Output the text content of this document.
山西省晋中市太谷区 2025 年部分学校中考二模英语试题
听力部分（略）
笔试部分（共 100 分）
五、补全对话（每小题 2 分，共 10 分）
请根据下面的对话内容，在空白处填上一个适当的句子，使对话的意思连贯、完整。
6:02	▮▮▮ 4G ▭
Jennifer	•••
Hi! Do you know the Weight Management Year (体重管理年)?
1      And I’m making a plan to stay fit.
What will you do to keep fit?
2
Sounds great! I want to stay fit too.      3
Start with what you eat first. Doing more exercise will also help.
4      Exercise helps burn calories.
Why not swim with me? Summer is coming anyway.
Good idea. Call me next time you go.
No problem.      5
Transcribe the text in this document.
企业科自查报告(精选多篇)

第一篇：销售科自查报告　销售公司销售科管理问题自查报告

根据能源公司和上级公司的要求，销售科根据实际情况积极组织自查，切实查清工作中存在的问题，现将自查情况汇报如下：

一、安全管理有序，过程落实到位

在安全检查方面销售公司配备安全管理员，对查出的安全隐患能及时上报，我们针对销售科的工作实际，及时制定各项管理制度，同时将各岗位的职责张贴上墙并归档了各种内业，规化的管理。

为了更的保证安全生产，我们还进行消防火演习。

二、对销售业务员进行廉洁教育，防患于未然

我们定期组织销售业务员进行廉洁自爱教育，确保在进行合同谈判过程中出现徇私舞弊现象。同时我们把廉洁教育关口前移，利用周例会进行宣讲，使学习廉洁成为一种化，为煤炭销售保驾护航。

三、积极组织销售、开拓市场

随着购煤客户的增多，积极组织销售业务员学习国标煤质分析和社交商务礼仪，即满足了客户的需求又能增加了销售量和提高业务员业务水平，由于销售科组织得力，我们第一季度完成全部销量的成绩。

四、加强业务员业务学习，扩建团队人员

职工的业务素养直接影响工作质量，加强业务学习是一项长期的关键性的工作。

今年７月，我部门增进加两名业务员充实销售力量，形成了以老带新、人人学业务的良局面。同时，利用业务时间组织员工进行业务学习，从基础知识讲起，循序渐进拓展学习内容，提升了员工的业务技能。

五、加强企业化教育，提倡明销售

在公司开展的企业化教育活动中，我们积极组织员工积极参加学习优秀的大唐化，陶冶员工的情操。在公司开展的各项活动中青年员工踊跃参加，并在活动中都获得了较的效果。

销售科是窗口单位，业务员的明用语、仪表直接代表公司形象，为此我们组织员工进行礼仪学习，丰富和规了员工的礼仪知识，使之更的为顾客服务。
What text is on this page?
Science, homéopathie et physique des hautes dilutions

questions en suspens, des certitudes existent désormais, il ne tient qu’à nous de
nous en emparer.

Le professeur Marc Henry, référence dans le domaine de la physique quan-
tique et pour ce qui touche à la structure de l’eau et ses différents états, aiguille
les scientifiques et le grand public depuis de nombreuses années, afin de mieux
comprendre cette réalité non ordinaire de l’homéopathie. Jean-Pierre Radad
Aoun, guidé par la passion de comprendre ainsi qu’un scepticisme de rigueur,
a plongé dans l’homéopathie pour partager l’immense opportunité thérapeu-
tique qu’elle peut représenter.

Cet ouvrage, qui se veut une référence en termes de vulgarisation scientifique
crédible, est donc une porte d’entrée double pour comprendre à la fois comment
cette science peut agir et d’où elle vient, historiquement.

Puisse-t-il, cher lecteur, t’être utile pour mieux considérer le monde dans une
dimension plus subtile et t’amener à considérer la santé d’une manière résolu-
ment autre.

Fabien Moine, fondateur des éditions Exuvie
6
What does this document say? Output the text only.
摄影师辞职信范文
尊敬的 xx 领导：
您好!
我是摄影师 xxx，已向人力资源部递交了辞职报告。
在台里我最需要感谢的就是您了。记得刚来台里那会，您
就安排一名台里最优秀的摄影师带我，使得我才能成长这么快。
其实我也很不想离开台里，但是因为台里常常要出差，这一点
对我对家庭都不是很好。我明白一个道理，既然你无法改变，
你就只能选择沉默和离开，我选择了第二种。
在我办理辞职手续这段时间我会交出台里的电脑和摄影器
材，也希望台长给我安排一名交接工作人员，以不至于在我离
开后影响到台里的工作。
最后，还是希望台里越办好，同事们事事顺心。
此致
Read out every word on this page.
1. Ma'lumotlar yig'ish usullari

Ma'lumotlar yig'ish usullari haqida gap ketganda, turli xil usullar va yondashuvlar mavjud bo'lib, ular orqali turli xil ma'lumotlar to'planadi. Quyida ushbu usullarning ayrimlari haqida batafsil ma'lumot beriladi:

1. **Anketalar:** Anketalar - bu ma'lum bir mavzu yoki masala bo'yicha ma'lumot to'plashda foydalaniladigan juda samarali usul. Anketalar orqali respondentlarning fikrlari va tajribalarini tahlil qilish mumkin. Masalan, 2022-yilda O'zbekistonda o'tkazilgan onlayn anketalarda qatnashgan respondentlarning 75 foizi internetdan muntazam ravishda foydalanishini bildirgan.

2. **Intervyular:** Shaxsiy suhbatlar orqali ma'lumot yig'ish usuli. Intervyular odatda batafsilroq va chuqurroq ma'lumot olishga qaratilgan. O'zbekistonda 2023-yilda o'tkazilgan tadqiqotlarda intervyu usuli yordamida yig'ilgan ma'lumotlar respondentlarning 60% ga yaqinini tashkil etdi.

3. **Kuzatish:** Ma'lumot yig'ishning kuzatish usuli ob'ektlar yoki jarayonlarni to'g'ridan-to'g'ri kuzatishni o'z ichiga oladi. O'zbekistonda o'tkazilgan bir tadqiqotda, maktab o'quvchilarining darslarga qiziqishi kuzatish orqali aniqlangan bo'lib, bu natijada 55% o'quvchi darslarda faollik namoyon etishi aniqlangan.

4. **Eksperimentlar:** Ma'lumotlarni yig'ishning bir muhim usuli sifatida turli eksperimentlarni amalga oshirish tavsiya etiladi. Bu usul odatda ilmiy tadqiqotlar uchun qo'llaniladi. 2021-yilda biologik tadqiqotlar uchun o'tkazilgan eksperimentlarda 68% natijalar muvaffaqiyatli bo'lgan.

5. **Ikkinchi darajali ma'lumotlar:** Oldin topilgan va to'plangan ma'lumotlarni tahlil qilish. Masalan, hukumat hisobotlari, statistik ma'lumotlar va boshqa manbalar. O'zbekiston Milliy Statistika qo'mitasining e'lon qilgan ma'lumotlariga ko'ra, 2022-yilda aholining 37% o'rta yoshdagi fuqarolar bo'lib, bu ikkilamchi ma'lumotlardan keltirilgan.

TASK DESCRIPTION
Each line with the string "page" in it needs to be found and copied.

TASK RESULT
What text is on this page?
Read out every word on this page.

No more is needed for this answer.